(Collected data)
* * *
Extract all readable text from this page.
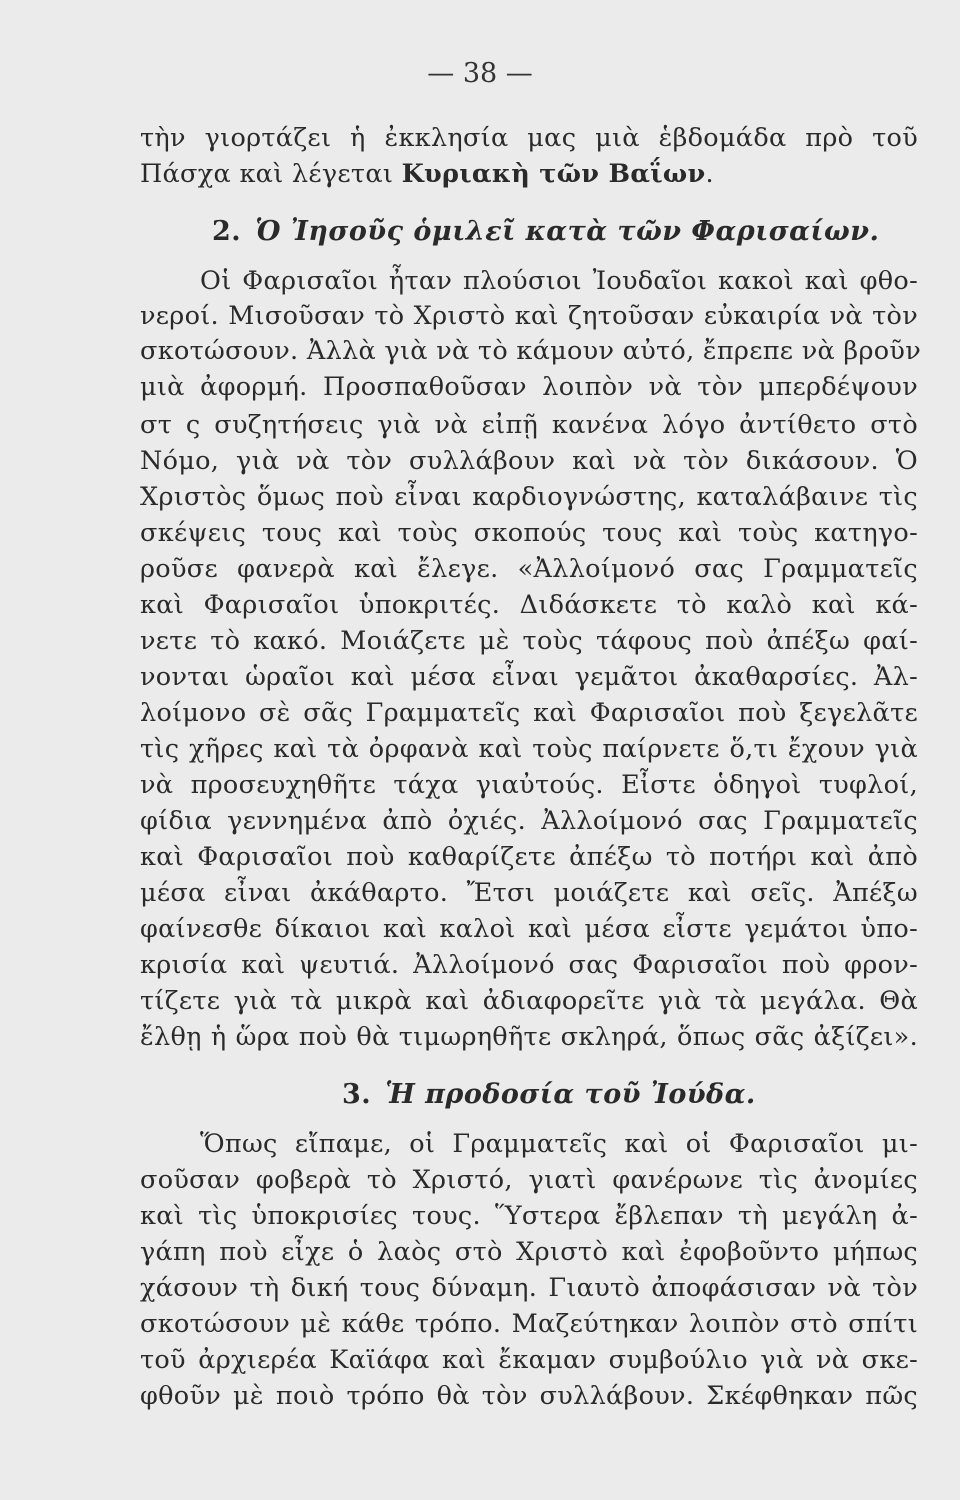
— 38 —
τὴν γιορτάζει ἡ ἐκκλησία μας μιὰ ἑβδομάδα πρὸ τοῦ
Πάσχα καὶ λέγεται Κυριακὴ τῶν Βαΐων.
2. Ὁ Ἰησοῦς ὁμιλεῖ κατὰ τῶν Φαρισαίων.
Οἱ Φαρισαῖοι ἦταν πλούσιοι Ἰουδαῖοι κακοὶ καὶ φθο-
νεροί. Μισοῦσαν τὸ Χριστὸ καὶ ζητοῦσαν εὐκαιρία νὰ τὸν
σκοτώσουν. Ἀλλὰ γιὰ νὰ τὸ κάμουν αὐτό, ἔπρεπε νὰ βροῦν
μιὰ ἀφορμή. Προσπαθοῦσαν λοιπὸν νὰ τὸν μπερδέψουν
στ ς συζητήσεις γιὰ νὰ εἰπῇ κανένα λόγο ἀντίθετο στὸ
Νόμο, γιὰ νὰ τὸν συλλάβουν καὶ νὰ τὸν δικάσουν. Ὁ
Χριστὸς ὅμως ποὺ εἶναι καρδιογνώστης, καταλάβαινε τὶς
σκέψεις τους καὶ τοὺς σκοπούς τους καὶ τοὺς κατηγο-
ροῦσε φανερὰ καὶ ἔλεγε. «Ἀλλοίμονό σας Γραμματεῖς
καὶ Φαρισαῖοι ὑποκριτές. Διδάσκετε τὸ καλὸ καὶ κά-
νετε τὸ κακό. Μοιάζετε μὲ τοὺς τάφους ποὺ ἀπέξω φαί-
νονται ὡραῖοι καὶ μέσα εἶναι γεμᾶτοι ἀκαθαρσίες. Ἀλ-
λοίμονο σὲ σᾶς Γραμματεῖς καὶ Φαρισαῖοι ποὺ ξεγελᾶτε
τὶς χῆρες καὶ τὰ ὀρφανὰ καὶ τοὺς παίρνετε ὅ,τι ἔχουν γιὰ
νὰ προσευχηθῆτε τάχα γιαὐτούς. Εἶστε ὁδηγοὶ τυφλοί,
φίδια γεννημένα ἀπὸ ὀχιές. Ἀλλοίμονό σας Γραμματεῖς
καὶ Φαρισαῖοι ποὺ καθαρίζετε ἀπέξω τὸ ποτήρι καὶ ἀπὸ
μέσα εἶναι ἀκάθαρτο. Ἔτσι μοιάζετε καὶ σεῖς. Ἀπέξω
φαίνεσθε δίκαιοι καὶ καλοὶ καὶ μέσα εἶστε γεμάτοι ὑπο-
κρισία καὶ ψευτιά. Ἀλλοίμονό σας Φαρισαῖοι ποὺ φρον-
τίζετε γιὰ τὰ μικρὰ καὶ ἀδιαφορεῖτε γιὰ τὰ μεγάλα. Θὰ
ἔλθῃ ἡ ὥρα ποὺ θὰ τιμωρηθῆτε σκληρά, ὅπως σᾶς ἀξίζει».
3. Ἡ προδοσία τοῦ Ἰούδα.
Ὅπως εἴπαμε, οἱ Γραμματεῖς καὶ οἱ Φαρισαῖοι μι-
σοῦσαν φοβερὰ τὸ Χριστό, γιατὶ φανέρωνε τὶς ἀνομίες
καὶ τὶς ὑποκρισίες τους. Ὕστερα ἔβλεπαν τὴ μεγάλη ἀ-
γάπη ποὺ εἶχε ὁ λαὸς στὸ Χριστὸ καὶ ἐφοβοῦντο μήπως
χάσουν τὴ δική τους δύναμη. Γιαυτὸ ἀποφάσισαν νὰ τὸν
σκοτώσουν μὲ κάθε τρόπο. Μαζεύτηκαν λοιπὸν στὸ σπίτι
τοῦ ἀρχιερέα Καϊάφα καὶ ἔκαμαν συμβούλιο γιὰ νὰ σκε-
φθοῦν μὲ ποιὸ τρόπο θὰ τὸν συλλάβουν. Σκέφθηκαν πῶς
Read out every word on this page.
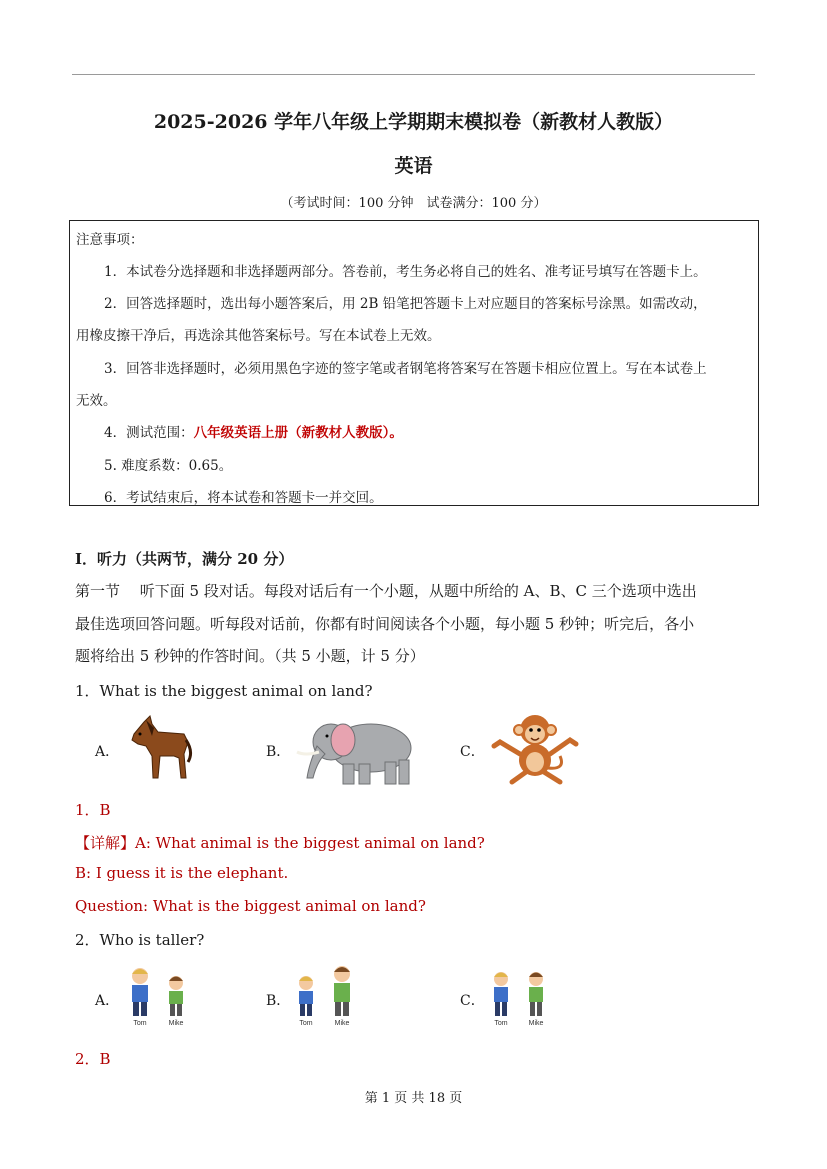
2025-2026 学年八年级上学期期末模拟卷（新教材人教版）
英语
（考试时间：100 分钟　试卷满分：100 分）
注意事项：
1．本试卷分选择题和非选择题两部分。答卷前，考生务必将自己的姓名、准考证号填写在答题卡上。
2．回答选择题时，选出每小题答案后，用 2B 铅笔把答题卡上对应题目的答案标号涂黑。如需改动，
用橡皮擦干净后，再选涂其他答案标号。写在本试卷上无效。
3．回答非选择题时，必须用黑色字迹的签字笔或者钢笔将答案写在答题卡相应位置上。写在本试卷上
无效。
4．测试范围：八年级英语上册（新教材人教版）。
5. 难度系数：0.65。
6．考试结束后，将本试卷和答题卡一并交回。
I．听力（共两节，满分 20 分）
第一节　 听下面 5 段对话。每段对话后有一个小题，从题中所给的 A、B、C 三个选项中选出
最佳选项回答问题。听每段对话前，你都有时间阅读各个小题，每小题 5 秒钟；听完后，各小
题将给出 5 秒钟的作答时间。（共 5 小题，计 5 分）
1．What is the biggest animal on land?
A．	B．	C．
1．B
【详解】A: What animal is the biggest animal on land?
B: I guess it is the elephant.
Question: What is the biggest animal on land?
2．Who is taller?
A．
Tom	Mike
B．
Tom	Mike
C．
Tom	Mike
2．B
第 1 页 共 18 页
* * *
## Your goal
Find each line holding the word "Φαρισαῖοι" and copy it.

## Written response
Οἱ Φαρισαῖοι ἦταν πλούσιοι Ἰουδαῖοι κακοὶ καὶ φθο-
καὶ Φαρισαῖοι ὑποκριτές. Διδάσκετε τὸ καλὸ καὶ κά-
λοίμονο σὲ σᾶς Γραμματεῖς καὶ Φαρισαῖοι ποὺ ξεγελᾶτε
καὶ Φαρισαῖοι ποὺ καθαρίζετε ἀπέξω τὸ ποτήρι καὶ ἀπὸ
κρισία καὶ ψευτιά. Ἀλλοίμονό σας Φαρισαῖοι ποὺ φρον-
Ὅπως εἴπαμε, οἱ Γραμματεῖς καὶ οἱ Φαρισαῖοι μι-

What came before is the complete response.